→ **Work to be completed**: Please set down all the lines beneath this one exactly, without the pictures.

------------------------------------------------

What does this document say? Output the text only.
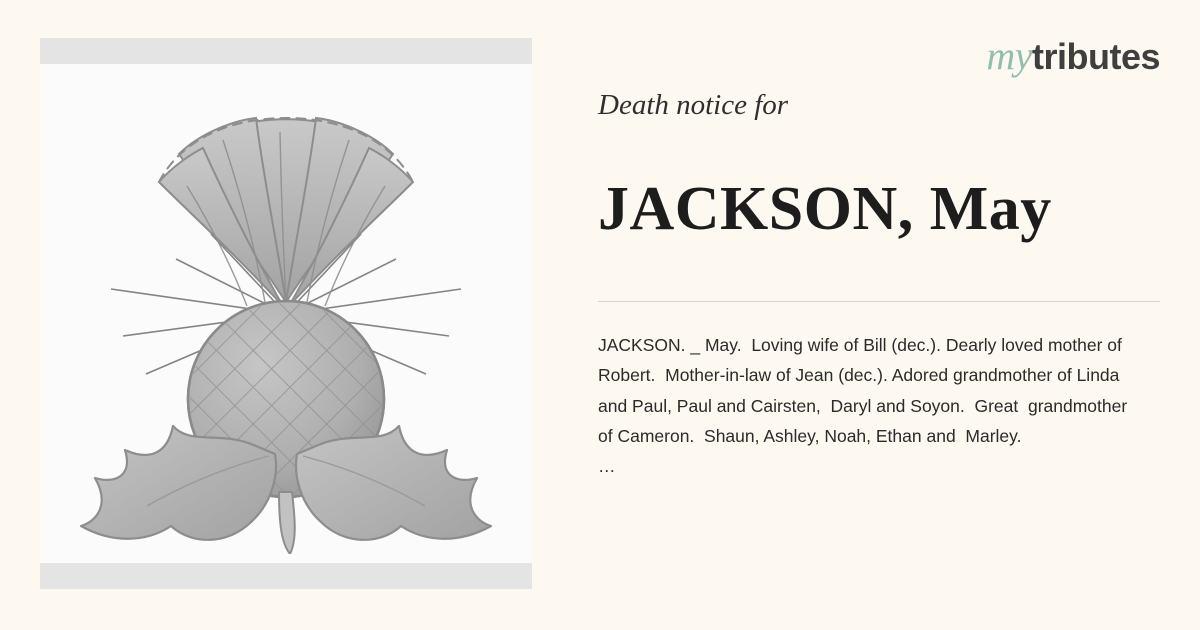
mytributes

Death notice for

JACKSON, May

JACKSON. _ May.  Loving wife of Bill (dec.). Dearly loved mother of Robert.  Mother-in-law of Jean (dec.). Adored grandmother of Linda  and Paul, Paul and Cairsten,  Daryl and Soyon.  Great  grandmother of Cameron.  Shaun, Ashley, Noah, Ethan and  Marley.

…
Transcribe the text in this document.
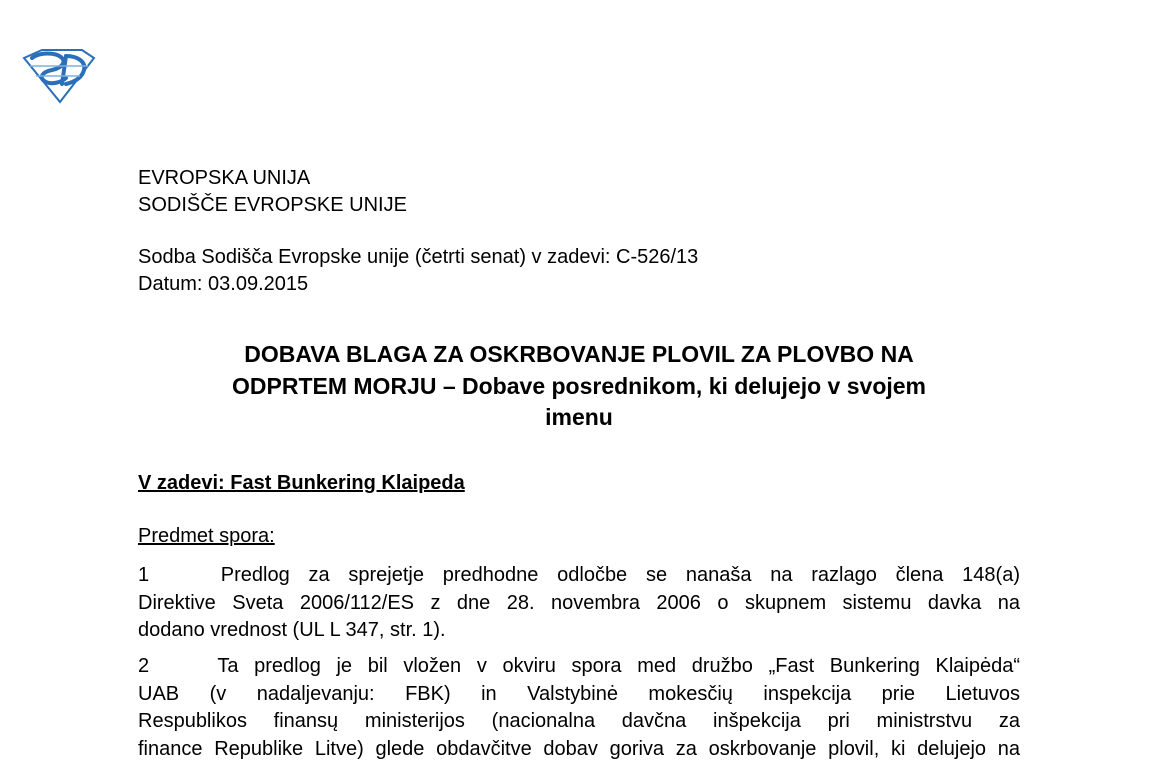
EVROPSKA UNIJA
SODIŠČE EVROPSKE UNIJE
Sodba Sodišča Evropske unije (četrti senat) v zadevi: C-526/13
Datum: 03.09.2015
DOBAVA BLAGA ZA OSKRBOVANJE PLOVIL ZA PLOVBO NA
ODPRTEM MORJU – Dobave posrednikom, ki delujejo v svojem
imenu
V zadevi: Fast Bunkering Klaipeda
Predmet spora:
1	Predlog za sprejetje predhodne odločbe se nanaša na razlago člena 148(a)
Direktive Sveta 2006/112/ES z dne 28. novembra 2006 o skupnem sistemu davka na
dodano vrednost (UL L 347, str. 1).
2	Ta predlog je bil vložen v okviru spora med družbo „Fast Bunkering Klaipėda“
UAB (v nadaljevanju: FBK) in Valstybinė mokesčių inspekcija prie Lietuvos
Respublikos finansų ministerijos (nacionalna davčna inšpekcija pri ministrstvu za
finance Republike Litve) glede obdavčitve dobav goriva za oskrbovanje plovil, ki delujejo na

------------------------------------------------

→ **Output below**:
What does this document say? Output the text only.
mytributes

Death notice for

JACKSON, May

JACKSON. _ May.  Loving wife of Bill (dec.). Dearly loved mother of Robert.  Mother-in-law of Jean (dec.). Adored grandmother of Linda  and Paul, Paul and Cairsten,  Daryl and Soyon.  Great  grandmother of Cameron.  Shaun, Ashley, Noah, Ethan and  Marley.

…
Transcribe the text in this document.
EVROPSKA UNIJA
SODIŠČE EVROPSKE UNIJE
Sodba Sodišča Evropske unije (četrti senat) v zadevi: C-526/13
Datum: 03.09.2015
DOBAVA BLAGA ZA OSKRBOVANJE PLOVIL ZA PLOVBO NA
ODPRTEM MORJU – Dobave posrednikom, ki delujejo v svojem
imenu
V zadevi: Fast Bunkering Klaipeda
Predmet spora:
1	Predlog za sprejetje predhodne odločbe se nanaša na razlago člena 148(a)
Direktive Sveta 2006/112/ES z dne 28. novembra 2006 o skupnem sistemu davka na
dodano vrednost (UL L 347, str. 1).
2	Ta predlog je bil vložen v okviru spora med družbo „Fast Bunkering Klaipėda“
UAB (v nadaljevanju: FBK) in Valstybinė mokesčių inspekcija prie Lietuvos
Respublikos finansų ministerijos (nacionalna davčna inšpekcija pri ministrstvu za
finance Republike Litve) glede obdavčitve dobav goriva za oskrbovanje plovil, ki delujejo na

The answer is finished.